===== DATA ENTRIES
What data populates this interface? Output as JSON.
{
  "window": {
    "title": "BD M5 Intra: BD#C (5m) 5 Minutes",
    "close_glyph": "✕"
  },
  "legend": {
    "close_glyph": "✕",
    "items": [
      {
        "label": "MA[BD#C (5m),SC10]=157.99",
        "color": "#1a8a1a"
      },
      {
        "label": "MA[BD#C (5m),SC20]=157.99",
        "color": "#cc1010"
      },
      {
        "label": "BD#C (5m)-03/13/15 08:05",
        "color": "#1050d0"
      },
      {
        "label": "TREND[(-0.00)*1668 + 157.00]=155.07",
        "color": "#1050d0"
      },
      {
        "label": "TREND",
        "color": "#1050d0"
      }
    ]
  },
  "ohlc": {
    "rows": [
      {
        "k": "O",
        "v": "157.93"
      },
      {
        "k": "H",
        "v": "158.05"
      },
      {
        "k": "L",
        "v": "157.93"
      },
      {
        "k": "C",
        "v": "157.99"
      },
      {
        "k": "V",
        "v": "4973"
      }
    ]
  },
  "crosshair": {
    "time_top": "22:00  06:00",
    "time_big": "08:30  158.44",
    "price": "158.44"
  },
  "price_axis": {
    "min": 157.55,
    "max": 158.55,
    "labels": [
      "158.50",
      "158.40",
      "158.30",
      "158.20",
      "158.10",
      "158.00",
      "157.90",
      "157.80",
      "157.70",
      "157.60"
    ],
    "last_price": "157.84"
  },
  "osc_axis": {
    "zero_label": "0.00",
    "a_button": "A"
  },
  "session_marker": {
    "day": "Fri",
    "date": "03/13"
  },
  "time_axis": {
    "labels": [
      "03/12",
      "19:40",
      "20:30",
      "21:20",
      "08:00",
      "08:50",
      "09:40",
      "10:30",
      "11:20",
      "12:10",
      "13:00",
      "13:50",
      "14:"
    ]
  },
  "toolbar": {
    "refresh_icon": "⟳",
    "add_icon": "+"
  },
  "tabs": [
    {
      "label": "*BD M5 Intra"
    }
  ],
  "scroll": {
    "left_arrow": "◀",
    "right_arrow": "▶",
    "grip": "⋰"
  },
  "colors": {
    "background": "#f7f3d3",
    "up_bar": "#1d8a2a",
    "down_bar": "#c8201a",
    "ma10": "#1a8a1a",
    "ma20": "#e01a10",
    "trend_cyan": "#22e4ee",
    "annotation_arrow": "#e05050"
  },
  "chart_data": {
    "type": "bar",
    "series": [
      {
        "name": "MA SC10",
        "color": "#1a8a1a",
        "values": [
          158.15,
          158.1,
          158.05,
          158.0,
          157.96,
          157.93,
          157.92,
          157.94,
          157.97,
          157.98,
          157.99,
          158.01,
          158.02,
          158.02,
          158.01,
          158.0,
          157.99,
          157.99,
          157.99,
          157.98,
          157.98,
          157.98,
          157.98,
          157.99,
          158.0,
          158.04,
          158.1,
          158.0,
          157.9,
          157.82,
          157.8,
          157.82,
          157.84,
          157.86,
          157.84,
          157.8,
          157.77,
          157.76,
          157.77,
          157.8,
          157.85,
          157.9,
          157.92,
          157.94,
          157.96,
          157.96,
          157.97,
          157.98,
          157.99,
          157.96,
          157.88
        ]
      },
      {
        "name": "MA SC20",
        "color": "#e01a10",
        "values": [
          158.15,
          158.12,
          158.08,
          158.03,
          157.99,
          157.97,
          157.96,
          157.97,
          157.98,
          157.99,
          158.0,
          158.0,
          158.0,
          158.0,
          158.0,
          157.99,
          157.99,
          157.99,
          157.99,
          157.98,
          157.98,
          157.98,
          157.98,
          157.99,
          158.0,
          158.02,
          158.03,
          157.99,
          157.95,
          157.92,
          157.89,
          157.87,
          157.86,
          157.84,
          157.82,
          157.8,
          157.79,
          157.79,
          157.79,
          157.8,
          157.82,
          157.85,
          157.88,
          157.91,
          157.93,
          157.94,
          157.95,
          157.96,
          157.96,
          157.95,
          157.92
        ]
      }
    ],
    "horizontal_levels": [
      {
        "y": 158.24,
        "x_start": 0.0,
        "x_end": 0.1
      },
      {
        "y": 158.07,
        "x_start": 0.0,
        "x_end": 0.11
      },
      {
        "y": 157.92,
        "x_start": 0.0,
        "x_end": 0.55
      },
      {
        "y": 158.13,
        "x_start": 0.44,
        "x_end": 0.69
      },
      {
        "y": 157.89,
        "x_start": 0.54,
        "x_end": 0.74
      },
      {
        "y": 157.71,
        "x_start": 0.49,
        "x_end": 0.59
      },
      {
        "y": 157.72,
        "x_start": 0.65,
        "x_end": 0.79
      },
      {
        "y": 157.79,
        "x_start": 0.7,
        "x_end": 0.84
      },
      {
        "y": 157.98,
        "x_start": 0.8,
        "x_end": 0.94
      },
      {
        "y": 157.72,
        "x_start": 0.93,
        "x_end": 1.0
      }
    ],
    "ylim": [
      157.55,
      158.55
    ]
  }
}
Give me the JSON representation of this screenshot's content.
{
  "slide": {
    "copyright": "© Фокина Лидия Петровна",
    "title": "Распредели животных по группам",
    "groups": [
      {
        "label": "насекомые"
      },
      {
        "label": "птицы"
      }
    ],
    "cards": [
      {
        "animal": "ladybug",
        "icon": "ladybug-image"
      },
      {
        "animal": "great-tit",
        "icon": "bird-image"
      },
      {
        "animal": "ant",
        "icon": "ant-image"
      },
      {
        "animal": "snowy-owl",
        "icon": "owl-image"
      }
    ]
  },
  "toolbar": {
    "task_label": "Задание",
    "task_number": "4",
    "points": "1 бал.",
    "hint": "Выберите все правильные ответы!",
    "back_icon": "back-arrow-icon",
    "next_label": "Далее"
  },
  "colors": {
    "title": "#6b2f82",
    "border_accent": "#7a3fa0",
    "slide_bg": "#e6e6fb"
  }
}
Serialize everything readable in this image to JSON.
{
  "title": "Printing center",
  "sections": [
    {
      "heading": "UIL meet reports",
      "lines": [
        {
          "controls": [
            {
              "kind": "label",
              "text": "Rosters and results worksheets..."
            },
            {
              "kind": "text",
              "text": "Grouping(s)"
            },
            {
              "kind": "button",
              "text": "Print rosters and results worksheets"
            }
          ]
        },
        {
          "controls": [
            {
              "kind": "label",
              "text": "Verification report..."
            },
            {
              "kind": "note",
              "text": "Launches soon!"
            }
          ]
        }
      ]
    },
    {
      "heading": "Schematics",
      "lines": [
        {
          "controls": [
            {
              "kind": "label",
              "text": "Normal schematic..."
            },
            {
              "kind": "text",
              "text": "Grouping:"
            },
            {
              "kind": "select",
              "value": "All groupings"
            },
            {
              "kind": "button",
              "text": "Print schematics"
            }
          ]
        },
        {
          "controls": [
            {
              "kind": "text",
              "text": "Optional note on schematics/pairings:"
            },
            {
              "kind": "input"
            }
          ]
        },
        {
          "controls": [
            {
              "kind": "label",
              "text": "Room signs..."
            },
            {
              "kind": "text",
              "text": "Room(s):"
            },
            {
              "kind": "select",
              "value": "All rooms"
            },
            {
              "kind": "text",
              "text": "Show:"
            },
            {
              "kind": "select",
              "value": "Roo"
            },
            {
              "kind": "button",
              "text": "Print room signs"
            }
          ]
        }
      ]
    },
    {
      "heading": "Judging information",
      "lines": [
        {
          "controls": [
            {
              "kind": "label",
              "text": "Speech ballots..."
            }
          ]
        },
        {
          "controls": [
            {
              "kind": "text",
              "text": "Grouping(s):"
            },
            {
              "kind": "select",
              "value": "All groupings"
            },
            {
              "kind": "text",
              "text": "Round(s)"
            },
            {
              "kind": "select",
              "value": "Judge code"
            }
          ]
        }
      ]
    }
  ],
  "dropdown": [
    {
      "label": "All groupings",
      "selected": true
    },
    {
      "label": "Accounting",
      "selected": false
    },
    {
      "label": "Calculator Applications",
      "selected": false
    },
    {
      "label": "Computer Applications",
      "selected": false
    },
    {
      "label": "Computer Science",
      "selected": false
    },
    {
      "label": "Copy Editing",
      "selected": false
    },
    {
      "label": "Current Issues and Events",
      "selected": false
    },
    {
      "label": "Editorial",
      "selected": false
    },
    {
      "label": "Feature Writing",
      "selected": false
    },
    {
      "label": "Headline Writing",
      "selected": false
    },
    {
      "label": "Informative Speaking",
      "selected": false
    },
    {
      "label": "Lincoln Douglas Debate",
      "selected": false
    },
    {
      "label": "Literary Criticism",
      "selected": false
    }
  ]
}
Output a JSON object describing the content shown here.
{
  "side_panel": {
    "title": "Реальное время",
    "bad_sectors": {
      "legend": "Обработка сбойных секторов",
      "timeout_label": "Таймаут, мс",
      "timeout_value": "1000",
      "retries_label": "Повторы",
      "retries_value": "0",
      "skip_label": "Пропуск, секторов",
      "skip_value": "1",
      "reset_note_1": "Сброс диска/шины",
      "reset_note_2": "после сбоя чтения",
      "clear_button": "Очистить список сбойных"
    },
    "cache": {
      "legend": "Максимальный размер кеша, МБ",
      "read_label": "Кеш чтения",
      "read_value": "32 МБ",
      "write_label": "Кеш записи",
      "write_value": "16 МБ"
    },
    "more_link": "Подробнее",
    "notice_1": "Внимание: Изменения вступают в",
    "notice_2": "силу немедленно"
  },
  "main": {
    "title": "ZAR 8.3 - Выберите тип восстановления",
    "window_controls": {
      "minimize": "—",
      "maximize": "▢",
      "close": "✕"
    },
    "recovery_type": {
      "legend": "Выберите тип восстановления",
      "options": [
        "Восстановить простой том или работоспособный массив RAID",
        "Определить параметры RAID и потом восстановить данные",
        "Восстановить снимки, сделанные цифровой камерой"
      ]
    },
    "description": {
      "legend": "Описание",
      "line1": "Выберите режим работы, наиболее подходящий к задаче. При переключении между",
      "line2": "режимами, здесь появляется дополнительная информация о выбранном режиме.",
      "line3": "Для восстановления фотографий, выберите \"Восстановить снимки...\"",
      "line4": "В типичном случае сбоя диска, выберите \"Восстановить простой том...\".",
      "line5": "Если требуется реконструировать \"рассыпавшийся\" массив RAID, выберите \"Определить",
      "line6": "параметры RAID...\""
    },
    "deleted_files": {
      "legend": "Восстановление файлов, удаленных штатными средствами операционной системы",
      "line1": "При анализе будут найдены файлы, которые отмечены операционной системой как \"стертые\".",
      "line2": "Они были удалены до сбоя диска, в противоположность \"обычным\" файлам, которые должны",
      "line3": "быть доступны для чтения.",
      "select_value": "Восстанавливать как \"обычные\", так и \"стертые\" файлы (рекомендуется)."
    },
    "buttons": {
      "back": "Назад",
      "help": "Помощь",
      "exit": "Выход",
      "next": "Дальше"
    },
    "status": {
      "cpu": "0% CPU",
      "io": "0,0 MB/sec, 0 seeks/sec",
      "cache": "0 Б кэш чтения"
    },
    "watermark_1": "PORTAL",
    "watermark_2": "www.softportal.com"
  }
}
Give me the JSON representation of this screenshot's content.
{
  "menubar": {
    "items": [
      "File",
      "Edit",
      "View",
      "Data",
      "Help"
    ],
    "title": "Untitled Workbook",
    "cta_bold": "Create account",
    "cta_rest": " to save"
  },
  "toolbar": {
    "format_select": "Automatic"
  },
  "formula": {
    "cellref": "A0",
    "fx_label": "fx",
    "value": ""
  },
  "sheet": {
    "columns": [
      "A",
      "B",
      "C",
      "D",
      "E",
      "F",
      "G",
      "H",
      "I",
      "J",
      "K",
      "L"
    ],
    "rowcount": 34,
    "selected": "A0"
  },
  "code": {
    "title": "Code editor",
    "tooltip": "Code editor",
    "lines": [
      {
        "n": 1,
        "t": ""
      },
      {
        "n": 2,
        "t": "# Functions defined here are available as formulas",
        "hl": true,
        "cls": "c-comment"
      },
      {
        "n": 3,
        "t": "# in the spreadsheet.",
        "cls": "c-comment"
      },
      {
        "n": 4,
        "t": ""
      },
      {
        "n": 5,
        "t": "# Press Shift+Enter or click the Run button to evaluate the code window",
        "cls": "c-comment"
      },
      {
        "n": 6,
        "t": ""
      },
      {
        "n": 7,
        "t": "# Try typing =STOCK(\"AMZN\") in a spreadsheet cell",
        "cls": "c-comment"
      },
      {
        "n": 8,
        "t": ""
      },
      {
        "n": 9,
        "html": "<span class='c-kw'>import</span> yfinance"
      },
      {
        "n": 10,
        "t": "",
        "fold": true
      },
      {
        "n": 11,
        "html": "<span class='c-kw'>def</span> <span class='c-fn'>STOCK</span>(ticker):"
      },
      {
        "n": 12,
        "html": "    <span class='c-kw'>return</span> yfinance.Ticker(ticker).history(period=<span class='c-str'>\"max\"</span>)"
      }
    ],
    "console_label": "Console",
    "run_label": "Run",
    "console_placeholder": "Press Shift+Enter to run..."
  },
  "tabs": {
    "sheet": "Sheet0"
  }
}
==========
### WHAT IS ASKED
Pull out all lines in the data above that include "чтения".

### EXERCISE OUTPUT
      "reset_note_2": "после сбоя чтения",
      "read_label": "Кеш чтения",
      "line3": "быть доступны для чтения.",
      "cache": "0 Б кэш чтения"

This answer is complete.